* Short problem *
Transcribe all of the data exactly. Omit the pictures.

* Data provided *
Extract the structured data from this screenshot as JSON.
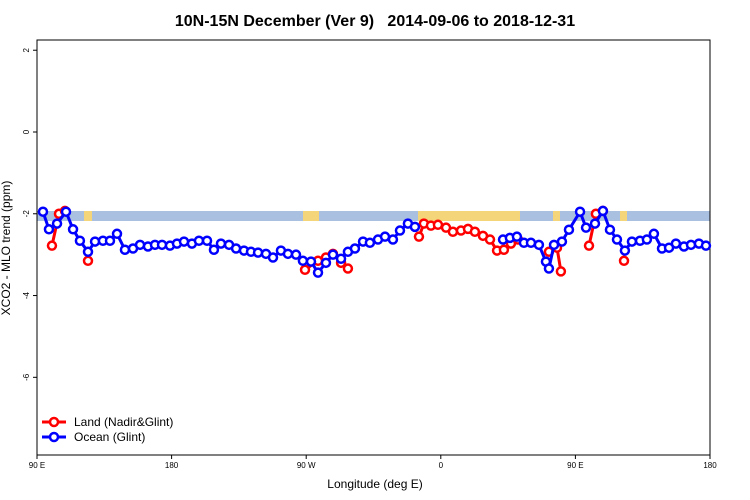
{
  "chart_data": {
    "type": "line",
    "title": "10N-15N December (Ver 9)   2014-09-06 to 2018-12-31",
    "x_label": "Longitude (deg E)",
    "y_label": "XCO2 - MLO trend (ppm)",
    "xlim": [
      90,
      540
    ],
    "ylim": [
      -7.9,
      2.25
    ],
    "xticks": [
      {
        "value": 90,
        "label": "90 E"
      },
      {
        "value": 180,
        "label": "180"
      },
      {
        "value": 270,
        "label": "90 W"
      },
      {
        "value": 360,
        "label": "0"
      },
      {
        "value": 450,
        "label": "90 E"
      },
      {
        "value": 540,
        "label": "180"
      }
    ],
    "yticks": [
      2,
      0,
      -2,
      -4,
      -6
    ],
    "legend": "bottom-left",
    "series": [
      {
        "name": "Land (Nadir&Glint)",
        "color": "#ff0000",
        "x": [
          100.0,
          104.7,
          108.7,
          null,
          124.1,
          null,
          269.2,
          277.9,
          283.2,
          287.9,
          293.3,
          297.9,
          null,
          345.4,
          348.7,
          353.4,
          358.1,
          363.5,
          368.1,
          373.5,
          378.2,
          382.8,
          388.2,
          392.9,
          397.6,
          402.2,
          406.9,
          411.6,
          null,
          432.3,
          437.7,
          440.3,
          null,
          459.1,
          463.7,
          468.4,
          null,
          482.5
        ],
        "values": [
          -2.78,
          -2.0,
          -1.93,
          null,
          -3.15,
          null,
          -3.37,
          -3.15,
          -3.07,
          -2.98,
          -3.2,
          -3.34,
          null,
          -2.56,
          -2.24,
          -2.29,
          -2.27,
          -2.34,
          -2.44,
          -2.41,
          -2.37,
          -2.44,
          -2.54,
          -2.63,
          -2.9,
          -2.88,
          -2.73,
          -2.63,
          null,
          -2.93,
          -2.83,
          -3.41,
          null,
          -2.78,
          -2.0,
          -1.93,
          null,
          -3.15
        ]
      },
      {
        "name": "Ocean (Glint)",
        "color": "#0000ff",
        "x": [
          94.0,
          98.0,
          103.4,
          109.4,
          114.1,
          118.7,
          124.1,
          128.8,
          134.1,
          138.8,
          143.5,
          148.8,
          154.2,
          158.9,
          164.2,
          168.9,
          173.6,
          178.9,
          183.6,
          188.3,
          193.6,
          198.3,
          203.7,
          208.3,
          213.0,
          218.4,
          223.1,
          228.4,
          233.1,
          237.8,
          243.1,
          247.8,
          253.1,
          257.8,
          263.2,
          267.8,
          273.2,
          277.9,
          283.2,
          287.9,
          293.3,
          297.9,
          302.6,
          308.0,
          312.6,
          318.0,
          322.7,
          328.0,
          332.7,
          338.0,
          342.7,
          null,
          401.6,
          406.2,
          410.9,
          415.6,
          420.3,
          425.6,
          430.3,
          432.3,
          435.7,
          441.0,
          445.7,
          453.1,
          457.1,
          463.1,
          468.4,
          473.1,
          477.8,
          483.1,
          487.8,
          493.2,
          497.8,
          502.5,
          507.9,
          512.6,
          517.2,
          522.6,
          527.3,
          532.6,
          537.3
        ],
        "values": [
          -1.95,
          -2.38,
          -2.24,
          -1.95,
          -2.38,
          -2.66,
          -2.93,
          -2.68,
          -2.66,
          -2.66,
          -2.49,
          -2.88,
          -2.85,
          -2.76,
          -2.8,
          -2.76,
          -2.76,
          -2.78,
          -2.73,
          -2.68,
          -2.73,
          -2.66,
          -2.66,
          -2.88,
          -2.73,
          -2.76,
          -2.85,
          -2.9,
          -2.93,
          -2.95,
          -2.98,
          -3.07,
          -2.9,
          -2.98,
          -3.0,
          -3.15,
          -3.17,
          -3.44,
          -3.2,
          -3.0,
          -3.1,
          -2.93,
          -2.85,
          -2.68,
          -2.71,
          -2.63,
          -2.56,
          -2.63,
          -2.41,
          -2.24,
          -2.32,
          null,
          -2.63,
          -2.59,
          -2.56,
          -2.71,
          -2.71,
          -2.76,
          -3.17,
          -3.34,
          -2.76,
          -2.68,
          -2.39,
          -1.95,
          -2.34,
          -2.24,
          -1.93,
          -2.39,
          -2.63,
          -2.9,
          -2.68,
          -2.66,
          -2.63,
          -2.49,
          -2.85,
          -2.83,
          -2.73,
          -2.8,
          -2.76,
          -2.73,
          -2.78
        ]
      }
    ]
  }
}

* The result *
Extract the structured data from this screenshot as JSON.
{
  "chart_data": {
    "type": "line",
    "title": "10N-15N December (Ver 9)   2014-09-06 to 2018-12-31",
    "x_label": "Longitude (deg E)",
    "y_label": "XCO2 - MLO trend (ppm)",
    "xlim": [
      90,
      540
    ],
    "ylim": [
      -7.9,
      2.25
    ],
    "xticks": [
      {
        "value": 90,
        "label": "90 E"
      },
      {
        "value": 180,
        "label": "180"
      },
      {
        "value": 270,
        "label": "90 W"
      },
      {
        "value": 360,
        "label": "0"
      },
      {
        "value": 450,
        "label": "90 E"
      },
      {
        "value": 540,
        "label": "180"
      }
    ],
    "yticks": [
      2,
      0,
      -2,
      -4,
      -6
    ],
    "legend": "bottom-left",
    "series": [
      {
        "name": "Land (Nadir&Glint)",
        "color": "#ff0000",
        "x": [
          100.0,
          104.7,
          108.7,
          null,
          124.1,
          null,
          269.2,
          277.9,
          283.2,
          287.9,
          293.3,
          297.9,
          null,
          345.4,
          348.7,
          353.4,
          358.1,
          363.5,
          368.1,
          373.5,
          378.2,
          382.8,
          388.2,
          392.9,
          397.6,
          402.2,
          406.9,
          411.6,
          null,
          432.3,
          437.7,
          440.3,
          null,
          459.1,
          463.7,
          468.4,
          null,
          482.5
        ],
        "values": [
          -2.78,
          -2.0,
          -1.93,
          null,
          -3.15,
          null,
          -3.37,
          -3.15,
          -3.07,
          -2.98,
          -3.2,
          -3.34,
          null,
          -2.56,
          -2.24,
          -2.29,
          -2.27,
          -2.34,
          -2.44,
          -2.41,
          -2.37,
          -2.44,
          -2.54,
          -2.63,
          -2.9,
          -2.88,
          -2.73,
          -2.63,
          null,
          -2.93,
          -2.83,
          -3.41,
          null,
          -2.78,
          -2.0,
          -1.93,
          null,
          -3.15
        ]
      },
      {
        "name": "Ocean (Glint)",
        "color": "#0000ff",
        "x": [
          94.0,
          98.0,
          103.4,
          109.4,
          114.1,
          118.7,
          124.1,
          128.8,
          134.1,
          138.8,
          143.5,
          148.8,
          154.2,
          158.9,
          164.2,
          168.9,
          173.6,
          178.9,
          183.6,
          188.3,
          193.6,
          198.3,
          203.7,
          208.3,
          213.0,
          218.4,
          223.1,
          228.4,
          233.1,
          237.8,
          243.1,
          247.8,
          253.1,
          257.8,
          263.2,
          267.8,
          273.2,
          277.9,
          283.2,
          287.9,
          293.3,
          297.9,
          302.6,
          308.0,
          312.6,
          318.0,
          322.7,
          328.0,
          332.7,
          338.0,
          342.7,
          null,
          401.6,
          406.2,
          410.9,
          415.6,
          420.3,
          425.6,
          430.3,
          432.3,
          435.7,
          441.0,
          445.7,
          453.1,
          457.1,
          463.1,
          468.4,
          473.1,
          477.8,
          483.1,
          487.8,
          493.2,
          497.8,
          502.5,
          507.9,
          512.6,
          517.2,
          522.6,
          527.3,
          532.6,
          537.3
        ],
        "values": [
          -1.95,
          -2.38,
          -2.24,
          -1.95,
          -2.38,
          -2.66,
          -2.93,
          -2.68,
          -2.66,
          -2.66,
          -2.49,
          -2.88,
          -2.85,
          -2.76,
          -2.8,
          -2.76,
          -2.76,
          -2.78,
          -2.73,
          -2.68,
          -2.73,
          -2.66,
          -2.66,
          -2.88,
          -2.73,
          -2.76,
          -2.85,
          -2.9,
          -2.93,
          -2.95,
          -2.98,
          -3.07,
          -2.9,
          -2.98,
          -3.0,
          -3.15,
          -3.17,
          -3.44,
          -3.2,
          -3.0,
          -3.1,
          -2.93,
          -2.85,
          -2.68,
          -2.71,
          -2.63,
          -2.56,
          -2.63,
          -2.41,
          -2.24,
          -2.32,
          null,
          -2.63,
          -2.59,
          -2.56,
          -2.71,
          -2.71,
          -2.76,
          -3.17,
          -3.34,
          -2.76,
          -2.68,
          -2.39,
          -1.95,
          -2.34,
          -2.24,
          -1.93,
          -2.39,
          -2.63,
          -2.9,
          -2.68,
          -2.66,
          -2.63,
          -2.49,
          -2.85,
          -2.83,
          -2.73,
          -2.8,
          -2.76,
          -2.73,
          -2.78
        ]
      }
    ]
  }
}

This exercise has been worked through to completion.